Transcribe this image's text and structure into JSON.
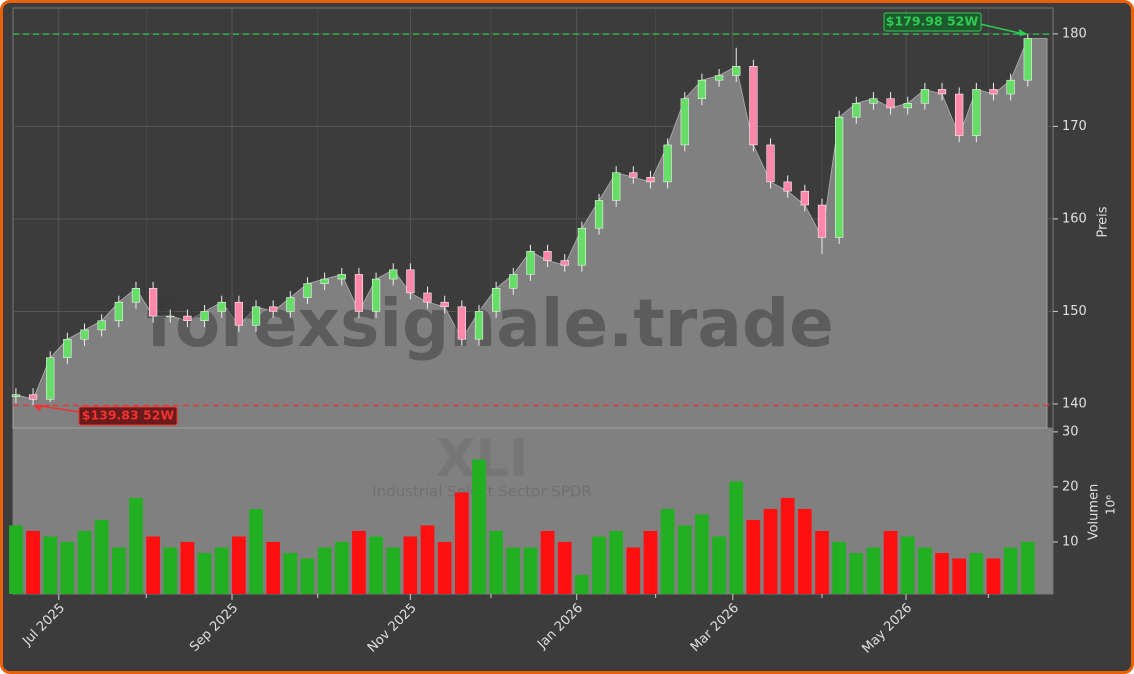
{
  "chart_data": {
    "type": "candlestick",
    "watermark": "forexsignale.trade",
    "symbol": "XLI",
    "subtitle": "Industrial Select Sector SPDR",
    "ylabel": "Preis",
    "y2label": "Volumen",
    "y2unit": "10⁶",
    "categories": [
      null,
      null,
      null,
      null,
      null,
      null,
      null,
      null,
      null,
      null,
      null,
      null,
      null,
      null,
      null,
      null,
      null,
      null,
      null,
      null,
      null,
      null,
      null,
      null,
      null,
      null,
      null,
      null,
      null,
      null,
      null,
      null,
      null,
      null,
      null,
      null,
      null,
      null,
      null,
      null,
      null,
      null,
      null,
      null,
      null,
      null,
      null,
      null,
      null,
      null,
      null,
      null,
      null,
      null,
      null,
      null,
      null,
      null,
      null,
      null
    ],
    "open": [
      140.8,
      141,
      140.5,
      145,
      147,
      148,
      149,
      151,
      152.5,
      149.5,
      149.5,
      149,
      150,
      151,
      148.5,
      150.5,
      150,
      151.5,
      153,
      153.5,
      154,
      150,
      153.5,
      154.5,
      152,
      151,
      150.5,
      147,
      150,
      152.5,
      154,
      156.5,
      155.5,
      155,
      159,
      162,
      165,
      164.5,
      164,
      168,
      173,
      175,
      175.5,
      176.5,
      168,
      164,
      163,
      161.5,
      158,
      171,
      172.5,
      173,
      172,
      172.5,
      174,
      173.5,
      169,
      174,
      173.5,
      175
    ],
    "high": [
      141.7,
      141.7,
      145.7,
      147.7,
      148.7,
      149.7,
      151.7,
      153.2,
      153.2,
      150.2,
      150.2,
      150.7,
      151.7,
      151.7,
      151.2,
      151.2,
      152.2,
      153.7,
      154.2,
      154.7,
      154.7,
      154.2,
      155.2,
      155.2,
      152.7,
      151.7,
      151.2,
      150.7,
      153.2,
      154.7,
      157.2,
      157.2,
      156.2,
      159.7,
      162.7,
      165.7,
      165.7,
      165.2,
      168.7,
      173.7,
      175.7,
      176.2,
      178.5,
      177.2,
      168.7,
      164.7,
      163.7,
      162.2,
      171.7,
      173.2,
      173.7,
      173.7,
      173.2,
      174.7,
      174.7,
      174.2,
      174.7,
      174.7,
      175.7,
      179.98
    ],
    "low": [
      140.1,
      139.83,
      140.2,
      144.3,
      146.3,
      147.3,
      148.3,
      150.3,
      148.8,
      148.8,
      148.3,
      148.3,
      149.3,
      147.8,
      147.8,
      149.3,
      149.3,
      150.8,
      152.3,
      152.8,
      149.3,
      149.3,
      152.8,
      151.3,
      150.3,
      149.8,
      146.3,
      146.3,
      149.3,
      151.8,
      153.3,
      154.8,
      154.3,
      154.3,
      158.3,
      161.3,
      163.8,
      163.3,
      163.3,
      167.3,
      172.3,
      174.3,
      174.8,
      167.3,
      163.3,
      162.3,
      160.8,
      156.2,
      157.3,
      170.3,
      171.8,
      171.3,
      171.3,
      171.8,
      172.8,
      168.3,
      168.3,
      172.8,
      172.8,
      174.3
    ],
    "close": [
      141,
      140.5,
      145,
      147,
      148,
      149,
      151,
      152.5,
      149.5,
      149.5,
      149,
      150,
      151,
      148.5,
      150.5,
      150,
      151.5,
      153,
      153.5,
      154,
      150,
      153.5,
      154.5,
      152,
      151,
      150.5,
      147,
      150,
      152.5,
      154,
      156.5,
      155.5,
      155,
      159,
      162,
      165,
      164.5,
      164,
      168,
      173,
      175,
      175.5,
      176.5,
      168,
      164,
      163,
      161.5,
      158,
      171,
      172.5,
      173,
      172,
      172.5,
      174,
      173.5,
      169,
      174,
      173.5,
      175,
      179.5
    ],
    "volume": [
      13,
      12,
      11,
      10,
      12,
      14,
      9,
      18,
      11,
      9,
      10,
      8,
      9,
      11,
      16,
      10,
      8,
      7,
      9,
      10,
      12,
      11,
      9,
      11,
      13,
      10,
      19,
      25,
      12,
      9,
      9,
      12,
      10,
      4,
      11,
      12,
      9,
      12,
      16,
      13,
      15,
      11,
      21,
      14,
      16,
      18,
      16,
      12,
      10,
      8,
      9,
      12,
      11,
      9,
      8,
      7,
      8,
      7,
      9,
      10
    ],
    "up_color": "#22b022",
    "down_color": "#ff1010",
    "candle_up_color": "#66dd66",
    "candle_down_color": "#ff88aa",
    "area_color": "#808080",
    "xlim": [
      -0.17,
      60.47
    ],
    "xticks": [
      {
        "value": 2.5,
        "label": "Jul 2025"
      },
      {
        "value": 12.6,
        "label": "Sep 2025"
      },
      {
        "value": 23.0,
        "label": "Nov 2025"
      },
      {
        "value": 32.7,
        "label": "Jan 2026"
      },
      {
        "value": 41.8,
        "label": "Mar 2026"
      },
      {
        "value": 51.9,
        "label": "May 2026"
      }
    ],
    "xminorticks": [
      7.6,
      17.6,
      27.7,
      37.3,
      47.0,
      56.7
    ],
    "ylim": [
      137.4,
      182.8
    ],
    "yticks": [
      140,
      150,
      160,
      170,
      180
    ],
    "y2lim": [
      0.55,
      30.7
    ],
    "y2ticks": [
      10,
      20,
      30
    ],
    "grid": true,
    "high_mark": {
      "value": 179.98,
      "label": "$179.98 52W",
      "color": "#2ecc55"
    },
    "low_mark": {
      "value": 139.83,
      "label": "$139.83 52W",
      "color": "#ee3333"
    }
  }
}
--------------------------------
» **The problem**:
Go through the entries and return each line where the word "value" appears.

» **Response below**:
        "value": 2.5,
        "value": 12.6,
        "value": 23.0,
        "value": 32.7,
        "value": 41.8,
        "value": 51.9,
      "value": 179.98,
      "value": 139.83,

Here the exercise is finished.